── Records for this task ──

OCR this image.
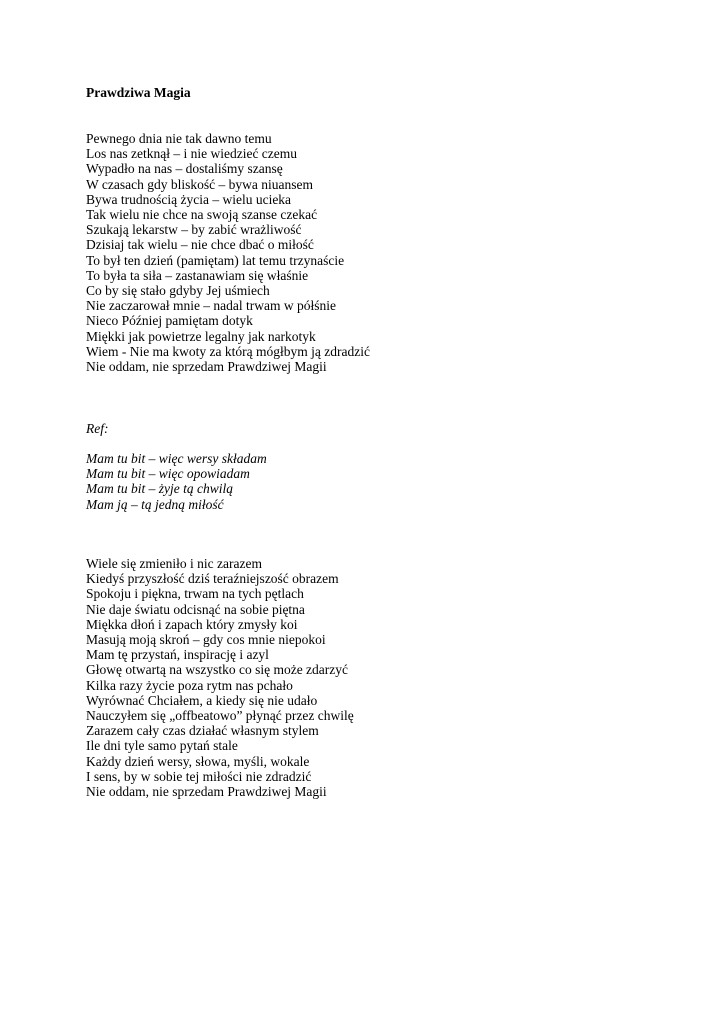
Prawdziwa Magia
Pewnego dnia nie tak dawno temu
Los nas zetknął – i nie wiedzieć czemu
Wypadło na nas – dostaliśmy szansę
W czasach gdy bliskość – bywa niuansem
Bywa trudnością życia – wielu ucieka
Tak wielu nie chce na swoją szanse czekać
Szukają lekarstw – by zabić wrażliwość
Dzisiaj tak wielu – nie chce dbać o miłość
To był ten dzień (pamiętam) lat temu trzynaście
To była ta siła – zastanawiam się właśnie
Co by się stało gdyby Jej uśmiech
Nie zaczarował mnie – nadal trwam w półśnie
Nieco Później pamiętam dotyk
Miękki jak powietrze legalny jak narkotyk
Wiem - Nie ma kwoty za którą mógłbym ją zdradzić
Nie oddam, nie sprzedam Prawdziwej Magii
Ref:
Mam tu bit – więc wersy składam
Mam tu bit – więc opowiadam
Mam tu bit – żyje tą chwilą
Mam ją – tą jedną miłość
Wiele się zmieniło i nic zarazem
Kiedyś przyszłość dziś teraźniejszość obrazem
Spokoju i piękna, trwam na tych pętlach
Nie daje światu odcisnąć na sobie piętna
Miękka dłoń i zapach który zmysły koi
Masują moją skroń – gdy cos mnie niepokoi
Mam tę przystań, inspirację i azyl
Głowę otwartą na wszystko co się może zdarzyć
Kilka razy życie poza rytm nas pchało
Wyrównać Chciałem, a kiedy się nie udało
Nauczyłem się „offbeatowo” płynąć przez chwilę
Zarazem cały czas działać własnym stylem
Ile dni tyle samo pytań stale
Każdy dzień wersy, słowa, myśli, wokale
I sens, by w sobie tej miłości nie zdradzić
Nie oddam, nie sprzedam Prawdziwej Magii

───

Challenge
All of the entries above should be duplicated exactly, except for the pictures.

Written response
OCR this image.
Prawdziwa Magia
Pewnego dnia nie tak dawno temu
Los nas zetknął – i nie wiedzieć czemu
Wypadło na nas – dostaliśmy szansę
W czasach gdy bliskość – bywa niuansem
Bywa trudnością życia – wielu ucieka
Tak wielu nie chce na swoją szanse czekać
Szukają lekarstw – by zabić wrażliwość
Dzisiaj tak wielu – nie chce dbać o miłość
To był ten dzień (pamiętam) lat temu trzynaście
To była ta siła – zastanawiam się właśnie
Co by się stało gdyby Jej uśmiech
Nie zaczarował mnie – nadal trwam w półśnie
Nieco Później pamiętam dotyk
Miękki jak powietrze legalny jak narkotyk
Wiem - Nie ma kwoty za którą mógłbym ją zdradzić
Nie oddam, nie sprzedam Prawdziwej Magii
Ref:
Mam tu bit – więc wersy składam
Mam tu bit – więc opowiadam
Mam tu bit – żyje tą chwilą
Mam ją – tą jedną miłość
Wiele się zmieniło i nic zarazem
Kiedyś przyszłość dziś teraźniejszość obrazem
Spokoju i piękna, trwam na tych pętlach
Nie daje światu odcisnąć na sobie piętna
Miękka dłoń i zapach który zmysły koi
Masują moją skroń – gdy cos mnie niepokoi
Mam tę przystań, inspirację i azyl
Głowę otwartą na wszystko co się może zdarzyć
Kilka razy życie poza rytm nas pchało
Wyrównać Chciałem, a kiedy się nie udało
Nauczyłem się „offbeatowo” płynąć przez chwilę
Zarazem cały czas działać własnym stylem
Ile dni tyle samo pytań stale
Każdy dzień wersy, słowa, myśli, wokale
I sens, by w sobie tej miłości nie zdradzić
Nie oddam, nie sprzedam Prawdziwej Magii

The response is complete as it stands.